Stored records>
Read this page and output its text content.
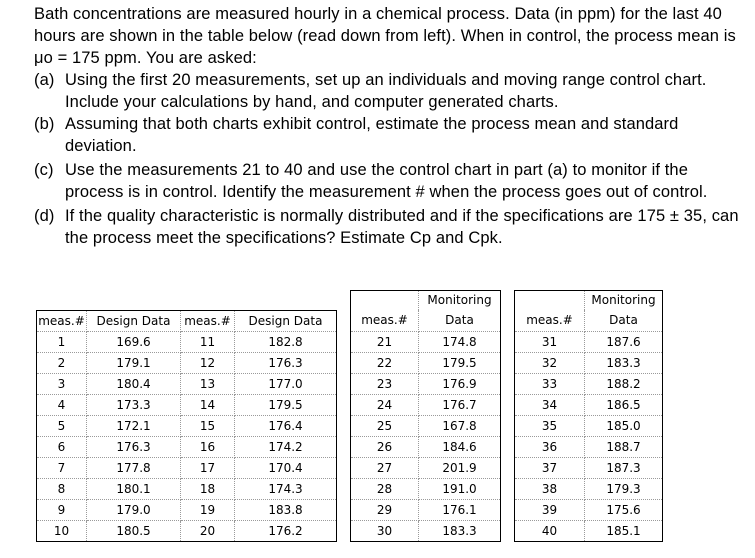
Bath concentrations are measured hourly in a chemical process. Data (in ppm) for the last 40 hours are shown in the table below (read down from left). When in control, the process mean is μo = 175 ppm. You are asked:

(a) Using the first 20 measurements, set up an individuals and moving range control chart. Include your calculations by hand, and computer generated charts.
(b) Assuming that both charts exhibit control, estimate the process mean and standard deviation.
(c) Use the measurements 21 to 40 and use the control chart in part (a) to monitor if the process is in control. Identify the measurement # when the process goes out of control.
(d) If the quality characteristic is normally distributed and if the specifications are 175 ± 35, can the process meet the specifications? Estimate Cp and Cpk.
						Monitoring			Monitoring
meas.#	Design Data	meas.#	Design Data		meas.#	Data		meas.#	Data
1	169.6	11	182.8		21	174.8		31	187.6
2	179.1	12	176.3		22	179.5		32	183.3
3	180.4	13	177.0		23	176.9		33	188.2
4	173.3	14	179.5		24	176.7		34	186.5
5	172.1	15	176.4		25	167.8		35	185.0
6	176.3	16	174.2		26	184.6		36	188.7
7	177.8	17	170.4		27	201.9		37	187.3
8	180.1	18	174.3		28	191.0		38	179.3
9	179.0	19	183.8		29	176.1		39	175.6
10	180.5	20	176.2		30	183.3		40	185.1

Instructions for the task>
The records above are to be quoted exactly, with all pictures left out.

Task result>
Read this page and output its text content.
Bath concentrations are measured hourly in a chemical process. Data (in ppm) for the last 40 hours are shown in the table below (read down from left). When in control, the process mean is μo = 175 ppm. You are asked:

(a) Using the first 20 measurements, set up an individuals and moving range control chart. Include your calculations by hand, and computer generated charts.
(b) Assuming that both charts exhibit control, estimate the process mean and standard deviation.
(c) Use the measurements 21 to 40 and use the control chart in part (a) to monitor if the process is in control. Identify the measurement # when the process goes out of control.
(d) If the quality characteristic is normally distributed and if the specifications are 175 ± 35, can the process meet the specifications? Estimate Cp and Cpk.
						Monitoring			Monitoring
meas.#	Design Data	meas.#	Design Data		meas.#	Data		meas.#	Data
1	169.6	11	182.8		21	174.8		31	187.6
2	179.1	12	176.3		22	179.5		32	183.3
3	180.4	13	177.0		23	176.9		33	188.2
4	173.3	14	179.5		24	176.7		34	186.5
5	172.1	15	176.4		25	167.8		35	185.0
6	176.3	16	174.2		26	184.6		36	188.7
7	177.8	17	170.4		27	201.9		37	187.3
8	180.1	18	174.3		28	191.0		38	179.3
9	179.0	19	183.8		29	176.1		39	175.6
10	180.5	20	176.2		30	183.3		40	185.1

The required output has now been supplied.